**EXERCISE PROMPT:** Reproduce every line of the material below, but drop the pictures.

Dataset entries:

■ ■ ■ ■ ■

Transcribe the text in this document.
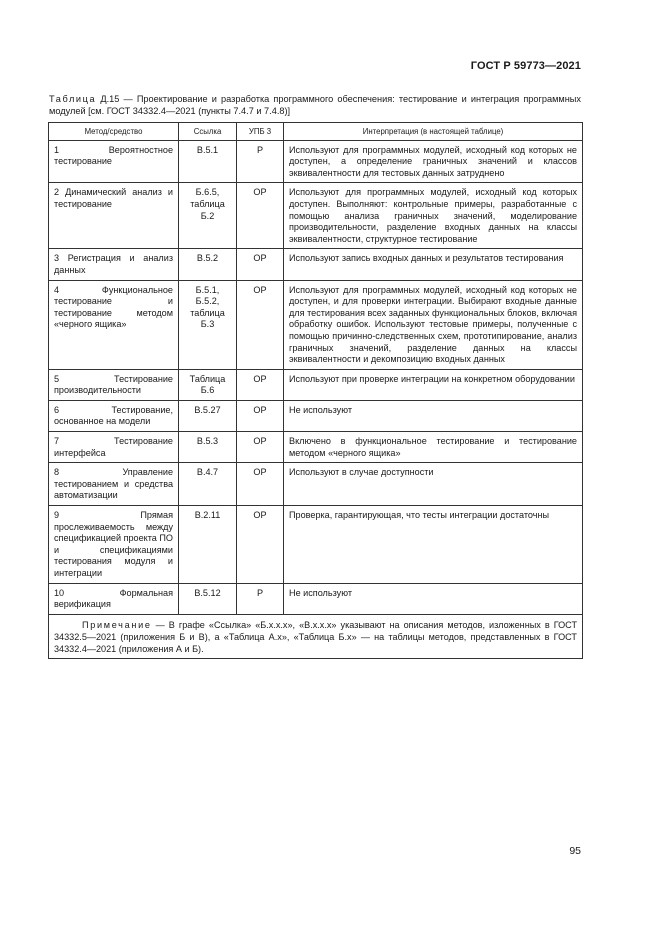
ГОСТ Р 59773—2021
Таблица Д.15 — Проектирование и разработка программного обеспечения: тестирование и интеграция программных модулей [см. ГОСТ 34332.4—2021 (пункты 7.4.7 и 7.4.8)]
Метод/средство	Ссылка	УПБ 3	Интерпретация (в настоящей таблице)
1 Вероятностное тестирование	В.5.1	Р	Используют для программных модулей, исходный код которых не доступен, а определение граничных значений и классов эквивалентности для тестовых данных затруднено
2 Динамический анализ и тестирование	Б.6.5, таблица Б.2	ОР	Используют для программных модулей, исходный код которых доступен. Выполняют: контрольные примеры, разработанные с помощью анализа граничных значений, моделирование производительности, разделение входных данных на классы эквивалентности, структурное тестирование
3 Регистрация и анализ данных	В.5.2	ОР	Используют запись входных данных и результатов тестирования
4 Функциональное тестирование и тестирование методом «черного ящика»	Б.5.1, Б.5.2, таблица Б.3	ОР	Используют для программных модулей, исходный код которых не доступен, и для проверки интеграции. Выбирают входные данные для тестирования всех заданных функциональных блоков, включая обработку ошибок. Используют тестовые примеры, полученные с помощью причинно-следственных схем, прототипирование, анализ граничных значений, разделение данных на классы эквивалентности и декомпозицию входных данных
5 Тестирование производительности	Таблица Б.6	ОР	Используют при проверке интеграции на конкретном оборудовании
6 Тестирование, основанное на модели	В.5.27	ОР	Не используют
7 Тестирование интерфейса	В.5.3	ОР	Включено в функциональное тестирование и тестирование методом «черного ящика»
8 Управление тестированием и средства автоматизации	В.4.7	ОР	Используют в случае доступности
9 Прямая прослеживаемость между спецификацией проекта ПО и спецификациями тестирования модуля и интеграции	В.2.11	ОР	Проверка, гарантирующая, что тесты интеграции достаточны
10 Формальная верификация	В.5.12	Р	Не используют
Примечание — В графе «Ссылка» «Б.х.х.х», «В.х.х.х» указывают на описания методов, изложенных в ГОСТ 34332.5—2021 (приложения Б и В), а «Таблица А.х», «Таблица Б.х» — на таблицы методов, представленных в ГОСТ 34332.4—2021 (приложения А и Б).			
95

■ ■ ■ ■ ■

**RESULT:**
Transcribe the text in this document.
ГОСТ Р 59773—2021
Таблица Д.15 — Проектирование и разработка программного обеспечения: тестирование и интеграция программных модулей [см. ГОСТ 34332.4—2021 (пункты 7.4.7 и 7.4.8)]
Метод/средство	Ссылка	УПБ 3	Интерпретация (в настоящей таблице)
1 Вероятностное тестирование	В.5.1	Р	Используют для программных модулей, исходный код которых не доступен, а определение граничных значений и классов эквивалентности для тестовых данных затруднено
2 Динамический анализ и тестирование	Б.6.5, таблица Б.2	ОР	Используют для программных модулей, исходный код которых доступен. Выполняют: контрольные примеры, разработанные с помощью анализа граничных значений, моделирование производительности, разделение входных данных на классы эквивалентности, структурное тестирование
3 Регистрация и анализ данных	В.5.2	ОР	Используют запись входных данных и результатов тестирования
4 Функциональное тестирование и тестирование методом «черного ящика»	Б.5.1, Б.5.2, таблица Б.3	ОР	Используют для программных модулей, исходный код которых не доступен, и для проверки интеграции. Выбирают входные данные для тестирования всех заданных функциональных блоков, включая обработку ошибок. Используют тестовые примеры, полученные с помощью причинно-следственных схем, прототипирование, анализ граничных значений, разделение данных на классы эквивалентности и декомпозицию входных данных
5 Тестирование производительности	Таблица Б.6	ОР	Используют при проверке интеграции на конкретном оборудовании
6 Тестирование, основанное на модели	В.5.27	ОР	Не используют
7 Тестирование интерфейса	В.5.3	ОР	Включено в функциональное тестирование и тестирование методом «черного ящика»
8 Управление тестированием и средства автоматизации	В.4.7	ОР	Используют в случае доступности
9 Прямая прослеживаемость между спецификацией проекта ПО и спецификациями тестирования модуля и интеграции	В.2.11	ОР	Проверка, гарантирующая, что тесты интеграции достаточны
10 Формальная верификация	В.5.12	Р	Не используют
Примечание — В графе «Ссылка» «Б.х.х.х», «В.х.х.х» указывают на описания методов, изложенных в ГОСТ 34332.5—2021 (приложения Б и В), а «Таблица А.х», «Таблица Б.х» — на таблицы методов, представленных в ГОСТ 34332.4—2021 (приложения А и Б).			
95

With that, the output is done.